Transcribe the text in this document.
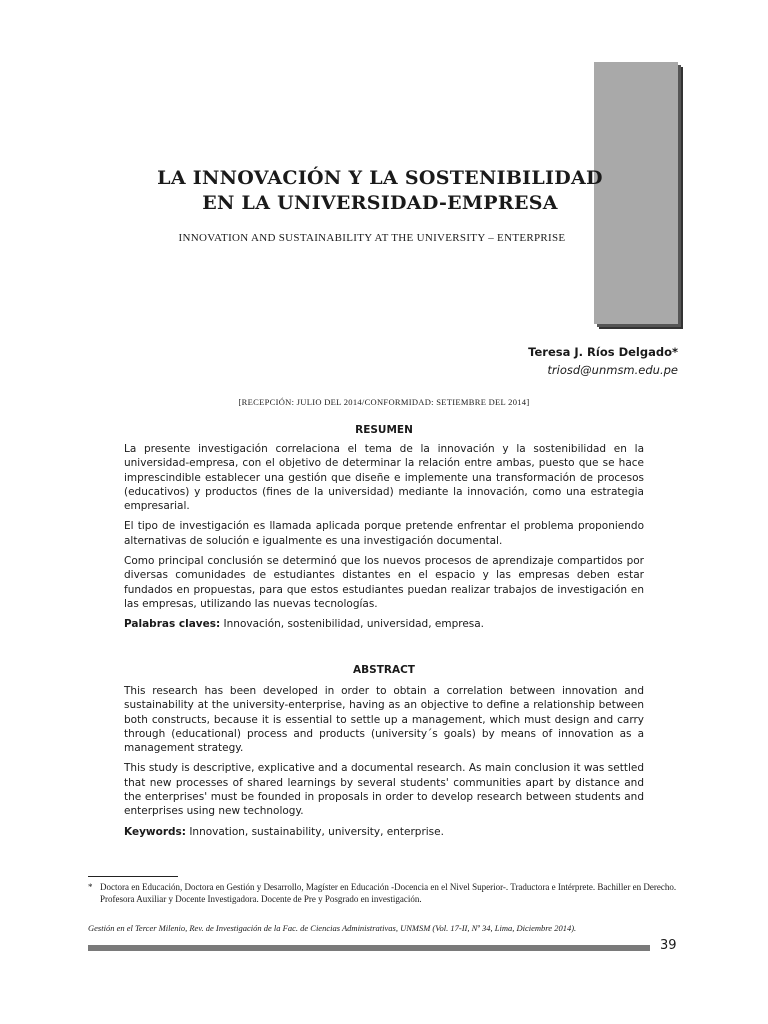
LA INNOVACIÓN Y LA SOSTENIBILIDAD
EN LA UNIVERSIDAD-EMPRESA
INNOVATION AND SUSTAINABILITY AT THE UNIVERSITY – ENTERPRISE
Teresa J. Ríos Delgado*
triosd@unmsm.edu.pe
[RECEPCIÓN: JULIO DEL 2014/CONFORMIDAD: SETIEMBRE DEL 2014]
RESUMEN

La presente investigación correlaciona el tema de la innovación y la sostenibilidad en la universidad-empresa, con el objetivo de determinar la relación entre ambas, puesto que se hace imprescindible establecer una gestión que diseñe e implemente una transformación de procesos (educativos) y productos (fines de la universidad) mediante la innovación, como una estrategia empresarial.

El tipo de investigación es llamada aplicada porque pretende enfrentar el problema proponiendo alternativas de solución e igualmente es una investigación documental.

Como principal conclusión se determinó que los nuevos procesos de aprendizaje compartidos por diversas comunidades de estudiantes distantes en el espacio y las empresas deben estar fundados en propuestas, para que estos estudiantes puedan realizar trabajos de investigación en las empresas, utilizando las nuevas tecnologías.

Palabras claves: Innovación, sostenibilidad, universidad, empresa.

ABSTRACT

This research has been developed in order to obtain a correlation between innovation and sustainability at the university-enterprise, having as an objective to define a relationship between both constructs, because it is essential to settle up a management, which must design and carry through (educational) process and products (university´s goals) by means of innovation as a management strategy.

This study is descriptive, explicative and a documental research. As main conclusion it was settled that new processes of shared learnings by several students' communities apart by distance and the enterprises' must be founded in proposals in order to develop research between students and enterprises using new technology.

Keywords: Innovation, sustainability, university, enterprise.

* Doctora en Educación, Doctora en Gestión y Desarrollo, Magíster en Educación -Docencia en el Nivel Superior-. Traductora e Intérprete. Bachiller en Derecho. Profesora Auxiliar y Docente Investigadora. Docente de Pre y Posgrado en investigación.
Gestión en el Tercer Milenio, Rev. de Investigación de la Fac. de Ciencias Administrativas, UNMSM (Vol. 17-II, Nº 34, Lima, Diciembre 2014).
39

· · · · · · ·

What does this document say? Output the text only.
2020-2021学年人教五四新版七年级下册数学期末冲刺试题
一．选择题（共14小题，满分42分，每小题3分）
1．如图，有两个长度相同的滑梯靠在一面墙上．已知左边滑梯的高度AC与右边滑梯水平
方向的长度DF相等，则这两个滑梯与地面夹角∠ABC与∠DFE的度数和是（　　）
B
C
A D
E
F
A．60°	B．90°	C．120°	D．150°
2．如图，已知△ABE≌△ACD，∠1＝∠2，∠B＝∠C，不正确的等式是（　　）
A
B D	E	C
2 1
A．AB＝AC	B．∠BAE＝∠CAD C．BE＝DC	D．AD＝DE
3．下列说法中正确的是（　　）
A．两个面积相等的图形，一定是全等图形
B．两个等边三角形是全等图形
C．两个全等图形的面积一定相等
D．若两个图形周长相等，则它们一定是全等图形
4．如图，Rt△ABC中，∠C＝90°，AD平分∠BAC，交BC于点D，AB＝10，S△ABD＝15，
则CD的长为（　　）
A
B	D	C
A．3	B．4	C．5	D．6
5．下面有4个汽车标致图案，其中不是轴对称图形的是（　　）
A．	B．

· · · · · · ·

* Aim: How many lines in the records hold the string "text"? Reply with the number alone.

* Response below: 2